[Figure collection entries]
● ● ●

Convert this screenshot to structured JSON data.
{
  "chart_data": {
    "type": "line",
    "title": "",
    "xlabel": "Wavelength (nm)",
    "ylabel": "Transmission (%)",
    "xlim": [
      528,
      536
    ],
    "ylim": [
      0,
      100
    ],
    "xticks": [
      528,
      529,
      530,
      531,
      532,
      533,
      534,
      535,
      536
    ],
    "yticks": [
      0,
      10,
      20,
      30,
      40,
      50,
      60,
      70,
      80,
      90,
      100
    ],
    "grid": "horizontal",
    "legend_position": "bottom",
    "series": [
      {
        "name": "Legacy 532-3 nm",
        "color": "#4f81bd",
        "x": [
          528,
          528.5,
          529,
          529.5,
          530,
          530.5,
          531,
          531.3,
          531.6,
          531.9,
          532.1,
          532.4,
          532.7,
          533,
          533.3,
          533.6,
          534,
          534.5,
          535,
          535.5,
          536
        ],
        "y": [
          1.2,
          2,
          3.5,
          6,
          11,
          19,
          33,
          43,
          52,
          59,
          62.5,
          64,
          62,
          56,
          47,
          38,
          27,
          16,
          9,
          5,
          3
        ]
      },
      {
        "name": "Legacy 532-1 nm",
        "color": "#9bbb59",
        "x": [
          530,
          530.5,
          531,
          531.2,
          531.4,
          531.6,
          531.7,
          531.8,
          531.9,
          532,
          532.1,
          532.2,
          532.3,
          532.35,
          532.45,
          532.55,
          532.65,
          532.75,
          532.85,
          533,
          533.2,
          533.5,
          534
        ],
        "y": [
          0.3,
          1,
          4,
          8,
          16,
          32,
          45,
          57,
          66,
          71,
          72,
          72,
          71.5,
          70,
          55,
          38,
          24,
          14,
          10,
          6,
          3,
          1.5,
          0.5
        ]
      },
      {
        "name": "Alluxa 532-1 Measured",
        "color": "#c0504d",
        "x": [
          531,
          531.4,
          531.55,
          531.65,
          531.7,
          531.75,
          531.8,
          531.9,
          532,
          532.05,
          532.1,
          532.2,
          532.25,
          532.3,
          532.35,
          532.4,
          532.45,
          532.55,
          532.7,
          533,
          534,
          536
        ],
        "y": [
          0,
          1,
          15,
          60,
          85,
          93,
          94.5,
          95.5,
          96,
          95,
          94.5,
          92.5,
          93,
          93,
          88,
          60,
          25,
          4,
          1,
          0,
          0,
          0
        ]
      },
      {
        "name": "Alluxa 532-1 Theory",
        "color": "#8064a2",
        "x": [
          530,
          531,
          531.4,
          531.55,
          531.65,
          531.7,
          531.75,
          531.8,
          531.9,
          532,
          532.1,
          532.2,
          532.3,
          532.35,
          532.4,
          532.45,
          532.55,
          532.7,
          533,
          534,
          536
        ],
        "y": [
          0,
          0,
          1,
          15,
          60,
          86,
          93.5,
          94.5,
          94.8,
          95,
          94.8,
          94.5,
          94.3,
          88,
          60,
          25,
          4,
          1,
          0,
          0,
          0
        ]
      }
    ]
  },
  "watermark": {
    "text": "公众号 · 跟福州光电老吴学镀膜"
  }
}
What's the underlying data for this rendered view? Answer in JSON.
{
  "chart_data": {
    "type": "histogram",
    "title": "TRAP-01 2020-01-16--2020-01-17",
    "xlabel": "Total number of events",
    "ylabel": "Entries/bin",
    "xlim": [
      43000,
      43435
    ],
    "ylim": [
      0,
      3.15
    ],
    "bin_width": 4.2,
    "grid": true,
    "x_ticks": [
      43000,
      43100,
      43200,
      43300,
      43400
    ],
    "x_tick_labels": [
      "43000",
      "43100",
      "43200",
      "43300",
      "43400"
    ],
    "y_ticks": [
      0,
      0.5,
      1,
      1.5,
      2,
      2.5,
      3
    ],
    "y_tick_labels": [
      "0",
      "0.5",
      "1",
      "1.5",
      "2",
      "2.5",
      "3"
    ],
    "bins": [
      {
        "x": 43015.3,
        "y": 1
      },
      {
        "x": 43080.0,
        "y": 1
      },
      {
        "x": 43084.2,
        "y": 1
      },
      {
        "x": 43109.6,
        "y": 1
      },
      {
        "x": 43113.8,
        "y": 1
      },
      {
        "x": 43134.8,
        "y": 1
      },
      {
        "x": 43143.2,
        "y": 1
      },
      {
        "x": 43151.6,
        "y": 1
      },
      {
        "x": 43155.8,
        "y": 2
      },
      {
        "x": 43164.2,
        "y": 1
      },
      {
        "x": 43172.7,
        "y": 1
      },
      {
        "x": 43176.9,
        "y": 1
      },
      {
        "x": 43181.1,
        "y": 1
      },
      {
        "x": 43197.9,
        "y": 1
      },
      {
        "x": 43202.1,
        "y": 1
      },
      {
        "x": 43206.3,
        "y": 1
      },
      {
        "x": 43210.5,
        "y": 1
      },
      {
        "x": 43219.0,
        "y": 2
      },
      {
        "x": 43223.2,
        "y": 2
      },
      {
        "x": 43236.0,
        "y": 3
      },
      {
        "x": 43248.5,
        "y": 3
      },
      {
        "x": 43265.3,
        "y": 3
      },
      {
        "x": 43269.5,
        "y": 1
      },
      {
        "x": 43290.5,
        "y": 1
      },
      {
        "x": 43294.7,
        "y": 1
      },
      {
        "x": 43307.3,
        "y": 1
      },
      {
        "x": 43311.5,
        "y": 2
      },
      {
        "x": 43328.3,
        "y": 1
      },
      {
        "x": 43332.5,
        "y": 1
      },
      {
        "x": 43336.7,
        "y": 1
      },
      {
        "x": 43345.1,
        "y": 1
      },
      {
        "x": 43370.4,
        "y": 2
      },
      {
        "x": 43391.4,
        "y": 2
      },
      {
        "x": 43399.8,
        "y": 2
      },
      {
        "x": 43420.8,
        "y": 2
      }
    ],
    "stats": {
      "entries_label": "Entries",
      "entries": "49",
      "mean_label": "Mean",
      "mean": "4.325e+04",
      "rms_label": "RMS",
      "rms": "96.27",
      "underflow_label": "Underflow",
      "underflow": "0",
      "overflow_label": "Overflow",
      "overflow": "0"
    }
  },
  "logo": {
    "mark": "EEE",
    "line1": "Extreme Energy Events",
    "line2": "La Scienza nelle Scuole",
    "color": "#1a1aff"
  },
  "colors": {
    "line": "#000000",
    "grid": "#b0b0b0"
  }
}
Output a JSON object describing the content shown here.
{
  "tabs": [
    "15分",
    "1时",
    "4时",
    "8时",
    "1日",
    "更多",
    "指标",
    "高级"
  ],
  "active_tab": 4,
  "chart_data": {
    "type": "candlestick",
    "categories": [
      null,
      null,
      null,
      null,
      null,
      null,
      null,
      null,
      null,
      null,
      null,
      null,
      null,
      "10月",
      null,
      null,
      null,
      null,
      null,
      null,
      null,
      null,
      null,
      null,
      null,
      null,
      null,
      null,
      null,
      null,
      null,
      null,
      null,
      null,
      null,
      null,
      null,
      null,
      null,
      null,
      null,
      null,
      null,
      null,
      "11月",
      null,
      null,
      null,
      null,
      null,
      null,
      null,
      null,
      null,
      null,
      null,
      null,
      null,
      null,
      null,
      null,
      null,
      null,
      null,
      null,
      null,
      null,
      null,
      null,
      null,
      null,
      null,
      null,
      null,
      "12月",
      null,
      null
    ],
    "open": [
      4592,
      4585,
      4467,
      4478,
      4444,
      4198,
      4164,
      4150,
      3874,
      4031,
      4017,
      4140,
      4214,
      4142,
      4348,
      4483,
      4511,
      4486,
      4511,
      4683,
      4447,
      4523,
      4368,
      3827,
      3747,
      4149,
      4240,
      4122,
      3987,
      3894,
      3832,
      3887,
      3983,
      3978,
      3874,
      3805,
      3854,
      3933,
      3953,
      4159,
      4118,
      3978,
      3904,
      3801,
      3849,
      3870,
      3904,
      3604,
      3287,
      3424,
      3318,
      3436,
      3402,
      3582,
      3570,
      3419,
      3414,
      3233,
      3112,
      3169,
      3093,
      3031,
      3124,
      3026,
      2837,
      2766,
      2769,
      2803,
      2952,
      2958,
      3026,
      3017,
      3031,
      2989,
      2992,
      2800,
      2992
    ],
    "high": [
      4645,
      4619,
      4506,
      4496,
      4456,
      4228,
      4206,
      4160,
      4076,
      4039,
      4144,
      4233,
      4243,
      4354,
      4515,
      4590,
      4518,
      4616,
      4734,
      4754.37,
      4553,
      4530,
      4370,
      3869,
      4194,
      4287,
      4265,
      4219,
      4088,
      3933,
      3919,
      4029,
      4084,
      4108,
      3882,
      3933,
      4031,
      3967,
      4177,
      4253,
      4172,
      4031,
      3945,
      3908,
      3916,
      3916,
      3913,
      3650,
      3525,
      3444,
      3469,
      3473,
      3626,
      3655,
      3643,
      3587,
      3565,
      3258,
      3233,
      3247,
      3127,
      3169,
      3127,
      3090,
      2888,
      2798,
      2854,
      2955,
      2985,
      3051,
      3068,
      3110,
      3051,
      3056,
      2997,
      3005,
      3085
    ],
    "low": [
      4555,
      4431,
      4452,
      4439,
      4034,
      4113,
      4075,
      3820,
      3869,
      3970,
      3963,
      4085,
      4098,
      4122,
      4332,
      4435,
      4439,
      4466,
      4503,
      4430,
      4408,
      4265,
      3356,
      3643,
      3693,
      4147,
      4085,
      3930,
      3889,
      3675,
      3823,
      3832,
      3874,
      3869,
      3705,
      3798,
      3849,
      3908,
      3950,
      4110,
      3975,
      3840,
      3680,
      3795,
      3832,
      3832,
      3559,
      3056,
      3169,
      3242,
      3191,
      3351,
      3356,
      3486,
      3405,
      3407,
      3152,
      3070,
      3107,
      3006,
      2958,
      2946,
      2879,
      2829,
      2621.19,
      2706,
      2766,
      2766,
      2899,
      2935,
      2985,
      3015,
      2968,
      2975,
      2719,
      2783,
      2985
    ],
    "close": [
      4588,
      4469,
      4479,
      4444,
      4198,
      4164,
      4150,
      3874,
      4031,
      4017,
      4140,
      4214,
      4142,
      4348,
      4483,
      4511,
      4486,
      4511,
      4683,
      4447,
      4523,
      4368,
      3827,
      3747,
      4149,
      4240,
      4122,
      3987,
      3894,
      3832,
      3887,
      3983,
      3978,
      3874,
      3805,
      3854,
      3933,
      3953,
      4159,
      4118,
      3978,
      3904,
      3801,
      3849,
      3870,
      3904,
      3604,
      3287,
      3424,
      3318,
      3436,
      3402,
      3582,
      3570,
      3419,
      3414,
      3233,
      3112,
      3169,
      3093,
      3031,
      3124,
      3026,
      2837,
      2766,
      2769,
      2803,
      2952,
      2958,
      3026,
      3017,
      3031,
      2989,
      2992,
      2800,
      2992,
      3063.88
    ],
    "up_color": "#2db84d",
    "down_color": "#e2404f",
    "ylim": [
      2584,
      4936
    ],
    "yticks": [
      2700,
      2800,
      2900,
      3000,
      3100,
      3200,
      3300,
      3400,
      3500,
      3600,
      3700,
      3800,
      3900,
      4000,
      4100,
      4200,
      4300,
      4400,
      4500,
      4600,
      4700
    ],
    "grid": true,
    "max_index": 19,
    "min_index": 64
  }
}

● ● ●

From the listing, copy every line where the string "title" appears.

    "title": "",
    "title": "TRAP-01 2020-01-16--2020-01-17",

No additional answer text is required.